Given exercise = Retype every one of the following items line for line, without changing any characters.

Collected data entries:
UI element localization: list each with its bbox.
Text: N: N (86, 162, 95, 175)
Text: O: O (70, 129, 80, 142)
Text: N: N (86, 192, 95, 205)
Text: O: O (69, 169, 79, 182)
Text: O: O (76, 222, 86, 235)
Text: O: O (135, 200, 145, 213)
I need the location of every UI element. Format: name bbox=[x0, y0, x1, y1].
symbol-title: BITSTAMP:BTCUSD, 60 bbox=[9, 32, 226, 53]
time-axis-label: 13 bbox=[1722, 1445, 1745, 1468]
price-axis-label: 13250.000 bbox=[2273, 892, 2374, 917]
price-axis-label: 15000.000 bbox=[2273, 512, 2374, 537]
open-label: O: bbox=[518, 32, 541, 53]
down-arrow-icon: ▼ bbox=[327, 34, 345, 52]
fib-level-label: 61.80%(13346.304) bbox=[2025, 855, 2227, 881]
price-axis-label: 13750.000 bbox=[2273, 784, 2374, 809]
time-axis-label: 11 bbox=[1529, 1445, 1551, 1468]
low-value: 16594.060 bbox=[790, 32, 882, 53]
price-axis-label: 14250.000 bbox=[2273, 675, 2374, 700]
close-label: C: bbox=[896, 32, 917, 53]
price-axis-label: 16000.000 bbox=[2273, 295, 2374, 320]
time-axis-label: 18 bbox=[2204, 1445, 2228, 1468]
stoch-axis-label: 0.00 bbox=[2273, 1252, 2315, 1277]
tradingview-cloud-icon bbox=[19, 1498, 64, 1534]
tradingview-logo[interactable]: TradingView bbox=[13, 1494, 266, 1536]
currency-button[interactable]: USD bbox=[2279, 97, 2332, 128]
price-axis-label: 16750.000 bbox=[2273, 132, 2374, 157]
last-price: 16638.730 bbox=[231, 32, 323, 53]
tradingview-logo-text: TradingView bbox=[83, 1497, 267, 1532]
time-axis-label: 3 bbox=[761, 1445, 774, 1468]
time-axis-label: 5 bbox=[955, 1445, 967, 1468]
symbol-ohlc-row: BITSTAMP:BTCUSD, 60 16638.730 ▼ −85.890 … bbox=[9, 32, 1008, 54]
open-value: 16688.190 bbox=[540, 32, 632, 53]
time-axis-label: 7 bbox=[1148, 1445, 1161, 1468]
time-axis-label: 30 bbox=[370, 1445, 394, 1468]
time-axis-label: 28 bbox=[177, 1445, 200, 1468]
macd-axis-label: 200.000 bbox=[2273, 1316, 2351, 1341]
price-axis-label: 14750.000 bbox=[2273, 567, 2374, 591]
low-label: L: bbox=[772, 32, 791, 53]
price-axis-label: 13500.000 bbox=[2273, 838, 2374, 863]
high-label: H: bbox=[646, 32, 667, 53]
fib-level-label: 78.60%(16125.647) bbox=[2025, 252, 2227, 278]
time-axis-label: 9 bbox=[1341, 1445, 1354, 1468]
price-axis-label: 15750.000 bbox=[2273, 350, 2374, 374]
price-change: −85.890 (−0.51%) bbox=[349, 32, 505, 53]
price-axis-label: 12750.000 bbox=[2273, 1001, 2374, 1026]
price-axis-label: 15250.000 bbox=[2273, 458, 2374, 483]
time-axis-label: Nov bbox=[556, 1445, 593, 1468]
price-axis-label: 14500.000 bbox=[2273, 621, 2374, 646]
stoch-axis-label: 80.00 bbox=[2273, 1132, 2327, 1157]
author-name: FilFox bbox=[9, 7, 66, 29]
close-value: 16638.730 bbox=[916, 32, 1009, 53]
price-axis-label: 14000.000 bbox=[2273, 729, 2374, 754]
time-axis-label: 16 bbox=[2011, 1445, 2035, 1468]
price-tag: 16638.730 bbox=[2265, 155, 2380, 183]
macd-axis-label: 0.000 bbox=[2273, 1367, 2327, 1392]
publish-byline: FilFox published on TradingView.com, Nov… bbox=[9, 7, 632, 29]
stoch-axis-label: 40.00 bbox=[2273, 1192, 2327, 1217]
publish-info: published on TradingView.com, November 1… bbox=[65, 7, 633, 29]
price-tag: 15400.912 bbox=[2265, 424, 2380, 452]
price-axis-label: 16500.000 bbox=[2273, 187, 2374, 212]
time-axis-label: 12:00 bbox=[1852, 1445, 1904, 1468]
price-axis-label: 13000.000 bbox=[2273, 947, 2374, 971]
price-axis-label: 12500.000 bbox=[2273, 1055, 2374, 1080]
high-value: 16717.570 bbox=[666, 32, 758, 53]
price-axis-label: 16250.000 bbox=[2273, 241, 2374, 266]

Solution to this problem =
UI element localization: list each with its bbox.
Text: N: N (86, 162, 95, 175)
Text: O: O (70, 129, 80, 142)
Text: N: N (86, 192, 95, 205)
Text: O: O (69, 169, 79, 182)
Text: O: O (76, 222, 86, 235)
Text: O: O (135, 200, 145, 213)
I need the location of every UI element. Format: name bbox=[x0, y0, x1, y1].
symbol-title: BITSTAMP:BTCUSD, 60 bbox=[9, 32, 226, 53]
time-axis-label: 13 bbox=[1722, 1445, 1745, 1468]
price-axis-label: 13250.000 bbox=[2273, 892, 2374, 917]
price-axis-label: 15000.000 bbox=[2273, 512, 2374, 537]
open-label: O: bbox=[518, 32, 541, 53]
down-arrow-icon: ▼ bbox=[327, 34, 345, 52]
fib-level-label: 61.80%(13346.304) bbox=[2025, 855, 2227, 881]
price-axis-label: 13750.000 bbox=[2273, 784, 2374, 809]
time-axis-label: 11 bbox=[1529, 1445, 1551, 1468]
low-value: 16594.060 bbox=[790, 32, 882, 53]
price-axis-label: 14250.000 bbox=[2273, 675, 2374, 700]
close-label: C: bbox=[896, 32, 917, 53]
price-axis-label: 16000.000 bbox=[2273, 295, 2374, 320]
time-axis-label: 18 bbox=[2204, 1445, 2228, 1468]
stoch-axis-label: 0.00 bbox=[2273, 1252, 2315, 1277]
tradingview-cloud-icon bbox=[19, 1498, 64, 1534]
tradingview-logo[interactable]: TradingView bbox=[13, 1494, 266, 1536]
currency-button[interactable]: USD bbox=[2279, 97, 2332, 128]
price-axis-label: 16750.000 bbox=[2273, 132, 2374, 157]
last-price: 16638.730 bbox=[231, 32, 323, 53]
tradingview-logo-text: TradingView bbox=[83, 1497, 267, 1532]
time-axis-label: 3 bbox=[761, 1445, 774, 1468]
time-axis-label: 5 bbox=[955, 1445, 967, 1468]
symbol-ohlc-row: BITSTAMP:BTCUSD, 60 16638.730 ▼ −85.890 … bbox=[9, 32, 1008, 54]
open-value: 16688.190 bbox=[540, 32, 632, 53]
time-axis-label: 7 bbox=[1148, 1445, 1161, 1468]
time-axis-label: 30 bbox=[370, 1445, 394, 1468]
time-axis-label: 28 bbox=[177, 1445, 200, 1468]
macd-axis-label: 200.000 bbox=[2273, 1316, 2351, 1341]
price-axis-label: 14750.000 bbox=[2273, 567, 2374, 591]
low-label: L: bbox=[772, 32, 791, 53]
price-axis-label: 13500.000 bbox=[2273, 838, 2374, 863]
high-label: H: bbox=[646, 32, 667, 53]
fib-level-label: 78.60%(16125.647) bbox=[2025, 252, 2227, 278]
time-axis-label: 9 bbox=[1341, 1445, 1354, 1468]
price-axis-label: 15750.000 bbox=[2273, 350, 2374, 374]
price-change: −85.890 (−0.51%) bbox=[349, 32, 505, 53]
price-axis-label: 12750.000 bbox=[2273, 1001, 2374, 1026]
price-axis-label: 15250.000 bbox=[2273, 458, 2374, 483]
time-axis-label: Nov bbox=[556, 1445, 593, 1468]
price-axis-label: 14500.000 bbox=[2273, 621, 2374, 646]
stoch-axis-label: 80.00 bbox=[2273, 1132, 2327, 1157]
author-name: FilFox bbox=[9, 7, 66, 29]
close-value: 16638.730 bbox=[916, 32, 1009, 53]
price-axis-label: 14000.000 bbox=[2273, 729, 2374, 754]
time-axis-label: 16 bbox=[2011, 1445, 2035, 1468]
price-tag: 16638.730 bbox=[2265, 155, 2380, 183]
macd-axis-label: 0.000 bbox=[2273, 1367, 2327, 1392]
publish-byline: FilFox published on TradingView.com, Nov… bbox=[9, 7, 632, 29]
stoch-axis-label: 40.00 bbox=[2273, 1192, 2327, 1217]
publish-info: published on TradingView.com, November 1… bbox=[65, 7, 633, 29]
price-tag: 15400.912 bbox=[2265, 424, 2380, 452]
price-axis-label: 16500.000 bbox=[2273, 187, 2374, 212]
time-axis-label: 12:00 bbox=[1852, 1445, 1904, 1468]
price-axis-label: 13000.000 bbox=[2273, 947, 2374, 971]
price-axis-label: 12500.000 bbox=[2273, 1055, 2374, 1080]
high-value: 16717.570 bbox=[666, 32, 758, 53]
price-axis-label: 16250.000 bbox=[2273, 241, 2374, 266]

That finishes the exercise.